Task brief
Find every line with the string "Read" in it, count them, and reply with that count only.

# # # # # # #

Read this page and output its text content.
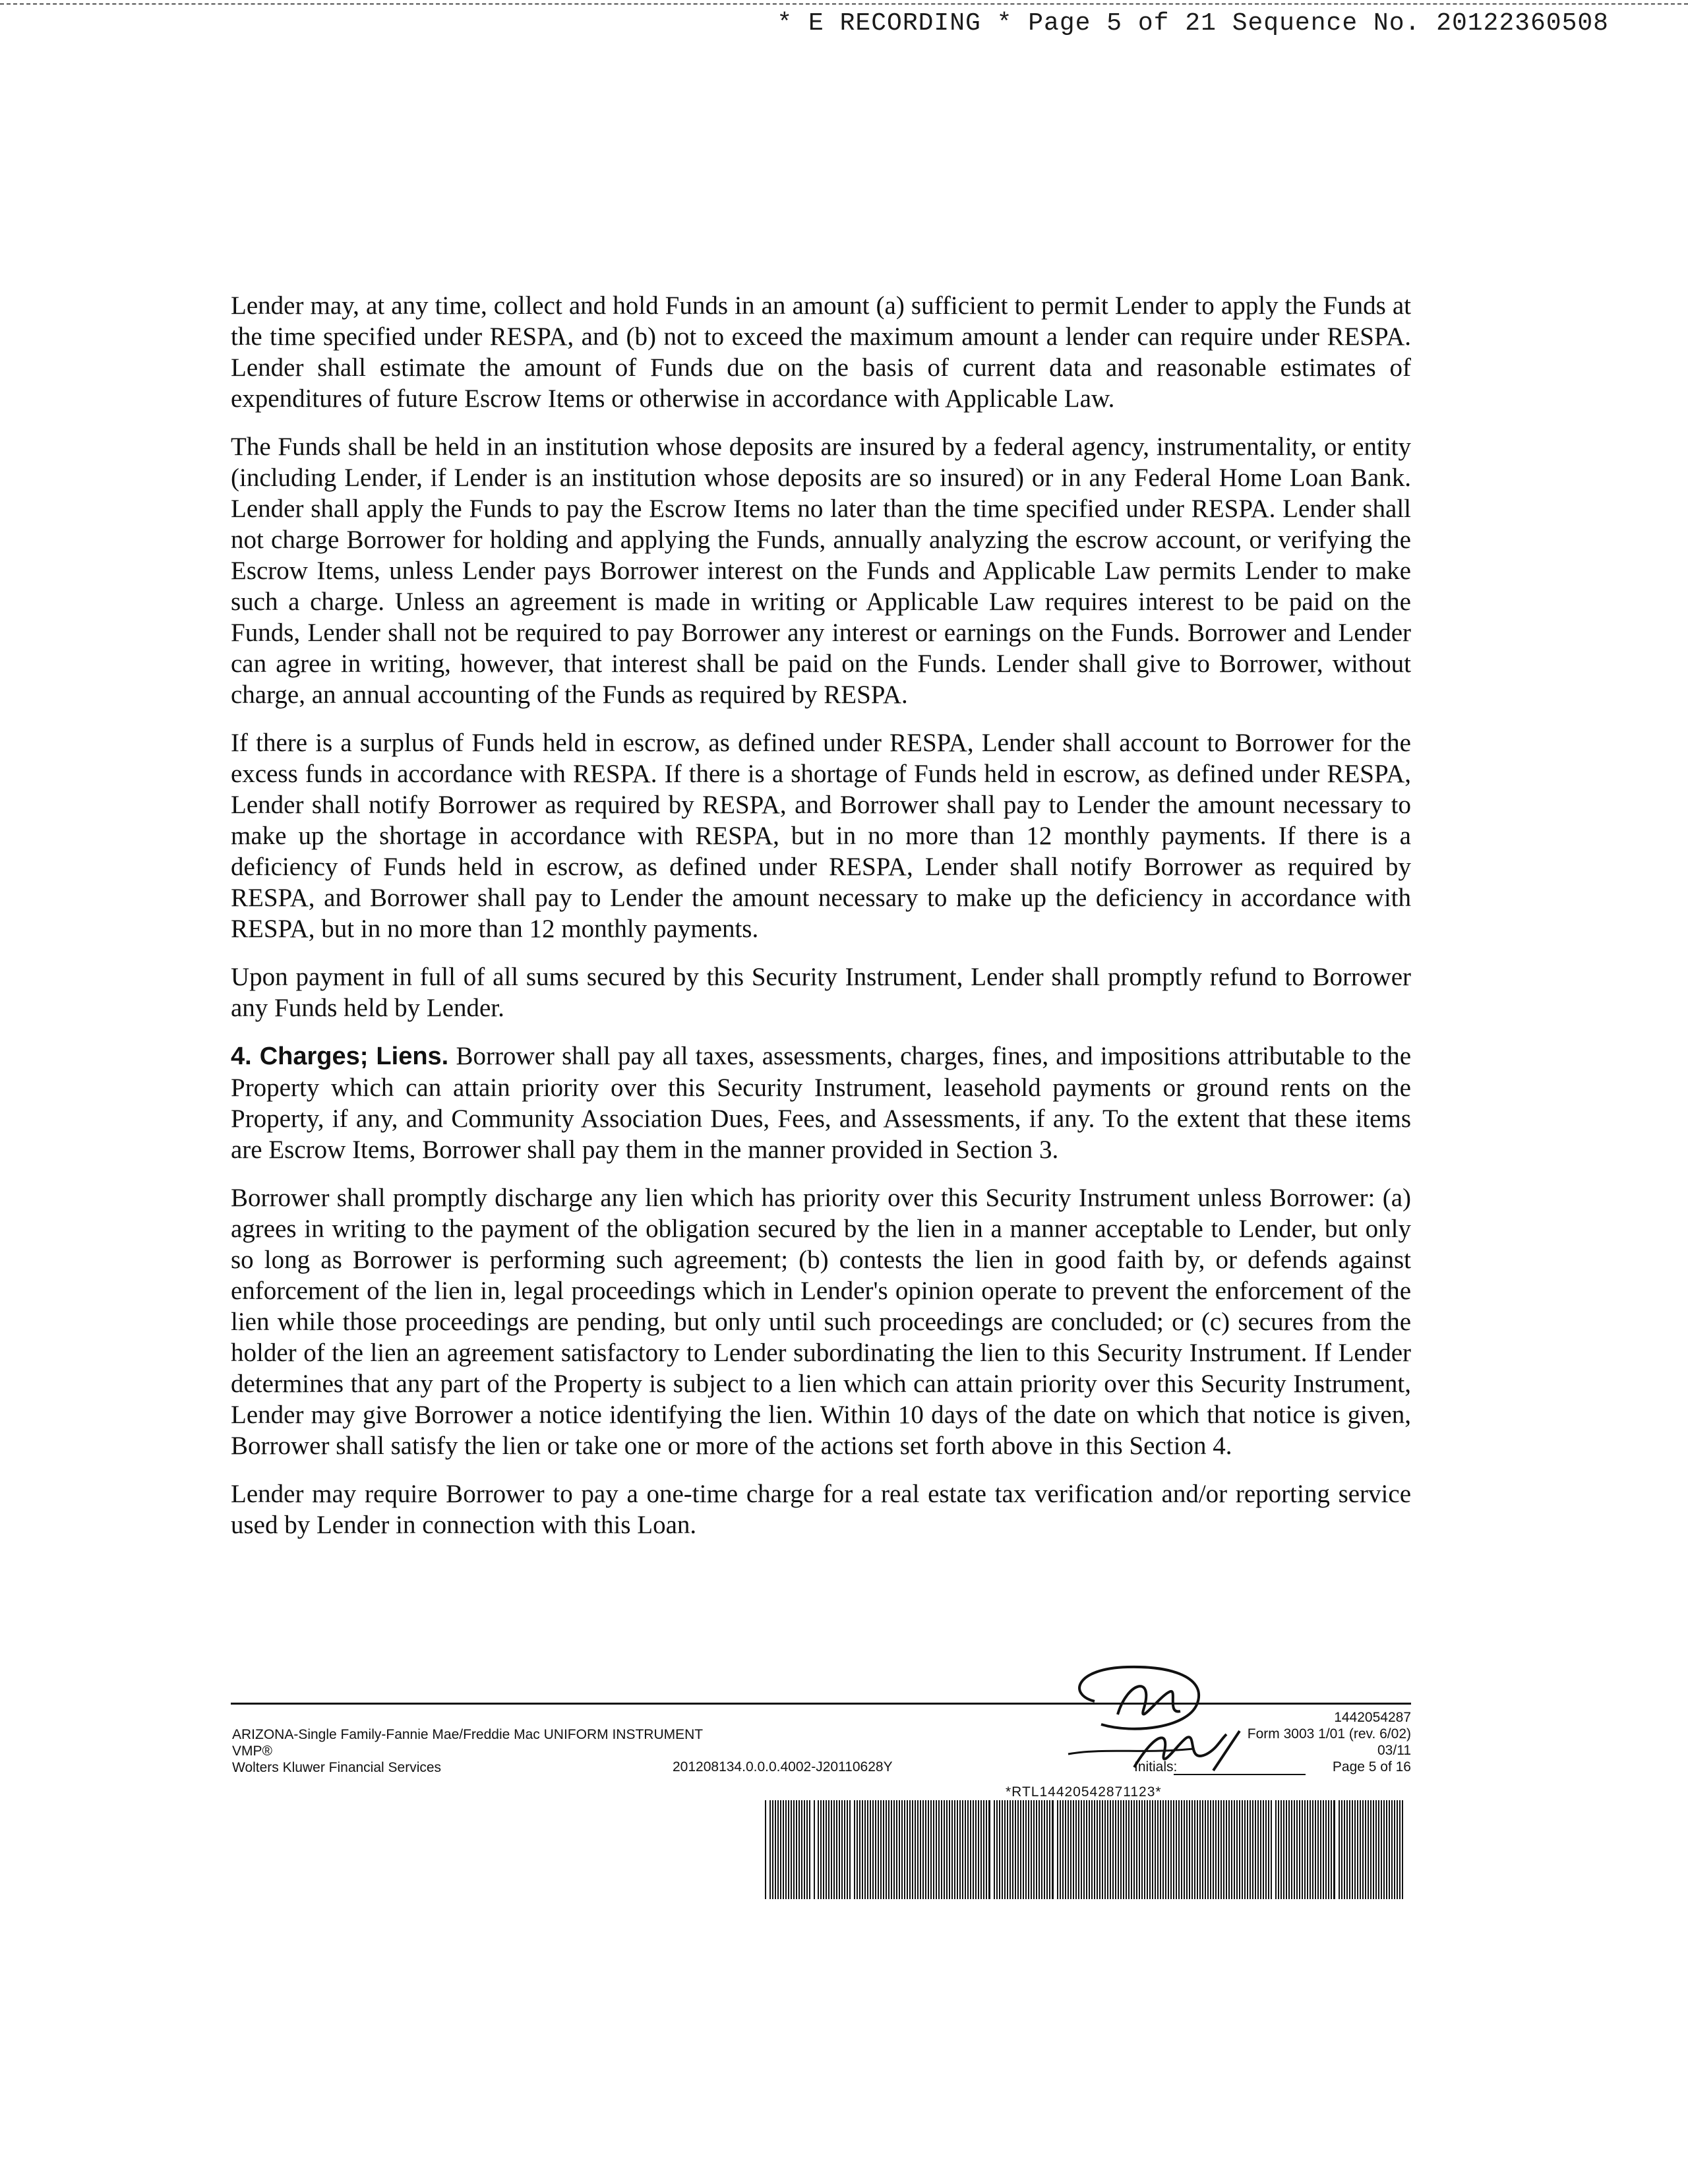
* E RECORDING * Page 5 of 21 Sequence No. 20122360508

Lender may, at any time, collect and hold Funds in an amount (a) sufficient to permit Lender to apply the Funds at the time specified under RESPA, and (b) not to exceed the maximum amount a lender can require under RESPA. Lender shall estimate the amount of Funds due on the basis of current data and reasonable estimates of expenditures of future Escrow Items or otherwise in accordance with Applicable Law.

The Funds shall be held in an institution whose deposits are insured by a federal agency, instrumentality, or entity (including Lender, if Lender is an institution whose deposits are so insured) or in any Federal Home Loan Bank. Lender shall apply the Funds to pay the Escrow Items no later than the time specified under RESPA. Lender shall not charge Borrower for holding and applying the Funds, annually analyzing the escrow account, or verifying the Escrow Items, unless Lender pays Borrower interest on the Funds and Applicable Law permits Lender to make such a charge. Unless an agreement is made in writing or Applicable Law requires interest to be paid on the Funds, Lender shall not be required to pay Borrower any interest or earnings on the Funds. Borrower and Lender can agree in writing, however, that interest shall be paid on the Funds. Lender shall give to Borrower, without charge, an annual accounting of the Funds as required by RESPA.

If there is a surplus of Funds held in escrow, as defined under RESPA, Lender shall account to Borrower for the excess funds in accordance with RESPA. If there is a shortage of Funds held in escrow, as defined under RESPA, Lender shall notify Borrower as required by RESPA, and Borrower shall pay to Lender the amount necessary to make up the shortage in accordance with RESPA, but in no more than 12 monthly payments. If there is a deficiency of Funds held in escrow, as defined under RESPA, Lender shall notify Borrower as required by RESPA, and Borrower shall pay to Lender the amount necessary to make up the deficiency in accordance with RESPA, but in no more than 12 monthly payments.

Upon payment in full of all sums secured by this Security Instrument, Lender shall promptly refund to Borrower any Funds held by Lender.

4. Charges; Liens. Borrower shall pay all taxes, assessments, charges, fines, and impositions attributable to the Property which can attain priority over this Security Instrument, leasehold payments or ground rents on the Property, if any, and Community Association Dues, Fees, and Assessments, if any. To the extent that these items are Escrow Items, Borrower shall pay them in the manner provided in Section 3.

Borrower shall promptly discharge any lien which has priority over this Security Instrument unless Borrower: (a) agrees in writing to the payment of the obligation secured by the lien in a manner acceptable to Lender, but only so long as Borrower is performing such agreement; (b) contests the lien in good faith by, or defends against enforcement of the lien in, legal proceedings which in Lender's opinion operate to prevent the enforcement of the lien while those proceedings are pending, but only until such proceedings are concluded; or (c) secures from the holder of the lien an agreement satisfactory to Lender subordinating the lien to this Security Instrument. If Lender determines that any part of the Property is subject to a lien which can attain priority over this Security Instrument, Lender may give Borrower a notice identifying the lien. Within 10 days of the date on which that notice is given, Borrower shall satisfy the lien or take one or more of the actions set forth above in this Section 4.

Lender may require Borrower to pay a one-time charge for a real estate tax verification and/or reporting service used by Lender in connection with this Loan.

ARIZONA-Single Family-Fannie Mae/Freddie Mac UNIFORM INSTRUMENT
VMP®
Wolters Kluwer Financial Services	201208134.0.0.0.4002-J20110628Y
1442054287
Form 3003 1/01 (rev. 6/02)
03/11
Page 5 of 16
Initials:
*RTL14420542871123*
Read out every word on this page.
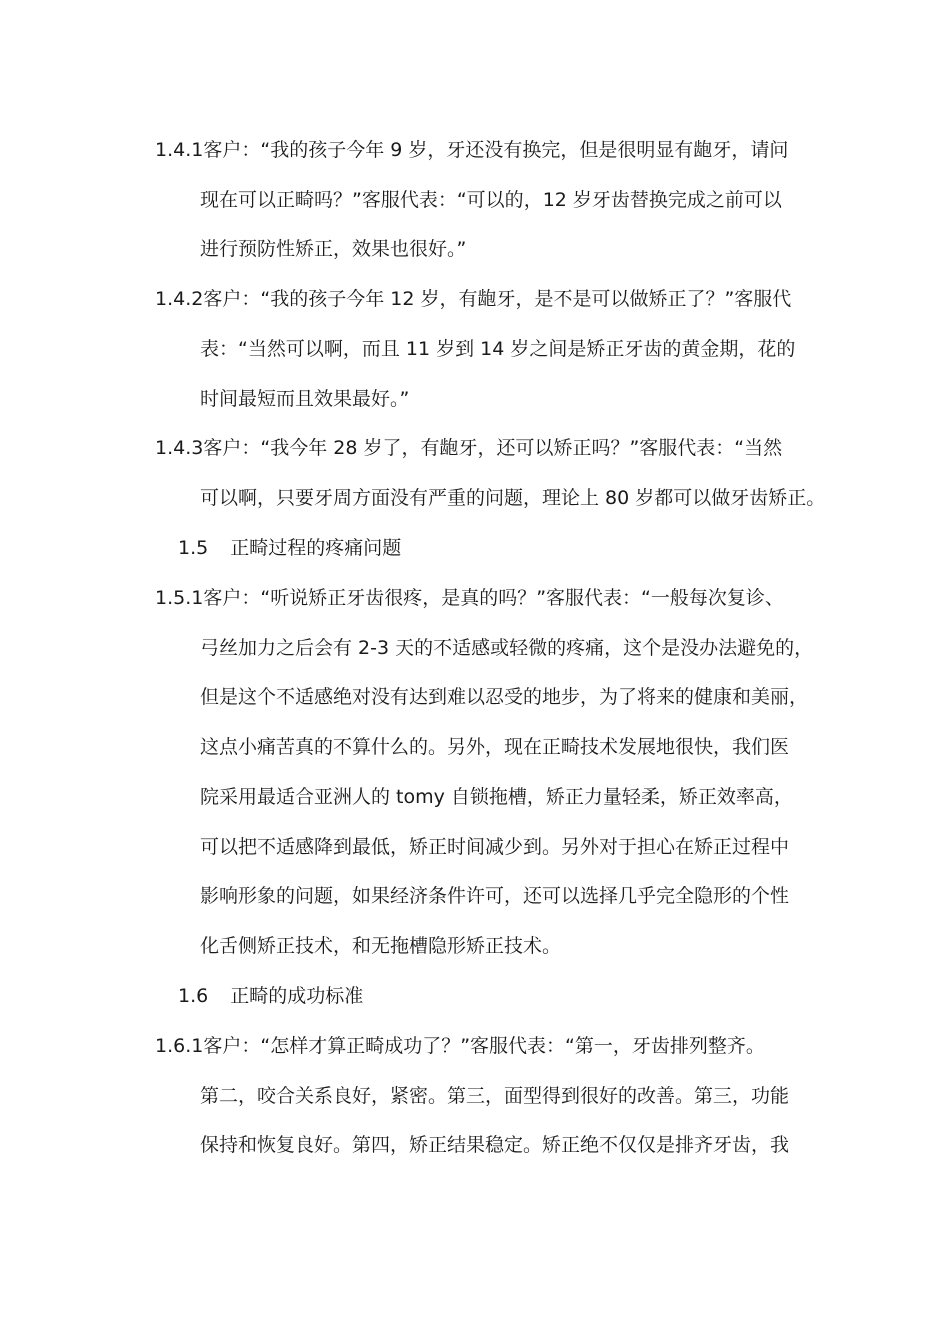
1.4.1客户：“我的孩子今年 9 岁，牙还没有换完，但是很明显有龅牙，请问
现在可以正畸吗？”客服代表：“可以的，12 岁牙齿替换完成之前可以
进行预防性矫正，效果也很好。”
1.4.2客户：“我的孩子今年 12 岁，有龅牙，是不是可以做矫正了？”客服代
表：“当然可以啊，而且 11 岁到 14 岁之间是矫正牙齿的黄金期，花的
时间最短而且效果最好。”
1.4.3客户：“我今年 28 岁了，有龅牙，还可以矫正吗？”客服代表：“当然
可以啊，只要牙周方面没有严重的问题，理论上 80 岁都可以做牙齿矫正。
1.5 正畸过程的疼痛问题
1.5.1客户：“听说矫正牙齿很疼，是真的吗？”客服代表：“一般每次复诊、
弓丝加力之后会有 2-3 天的不适感或轻微的疼痛，这个是没办法避免的，
但是这个不适感绝对没有达到难以忍受的地步，为了将来的健康和美丽，
这点小痛苦真的不算什么的。另外，现在正畸技术发展地很快，我们医
院采用最适合亚洲人的 tomy 自锁拖槽，矫正力量轻柔，矫正效率高，
可以把不适感降到最低，矫正时间减少到。另外对于担心在矫正过程中
影响形象的问题，如果经济条件许可，还可以选择几乎完全隐形的个性
化舌侧矫正技术，和无拖槽隐形矫正技术。
1.6 正畸的成功标准
1.6.1客户：“怎样才算正畸成功了？”客服代表：“第一，牙齿排列整齐。
第二，咬合关系良好，紧密。第三，面型得到很好的改善。第三，功能
保持和恢复良好。第四，矫正结果稳定。矫正绝不仅仅是排齐牙齿，我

# # # # # # #

Completed task
2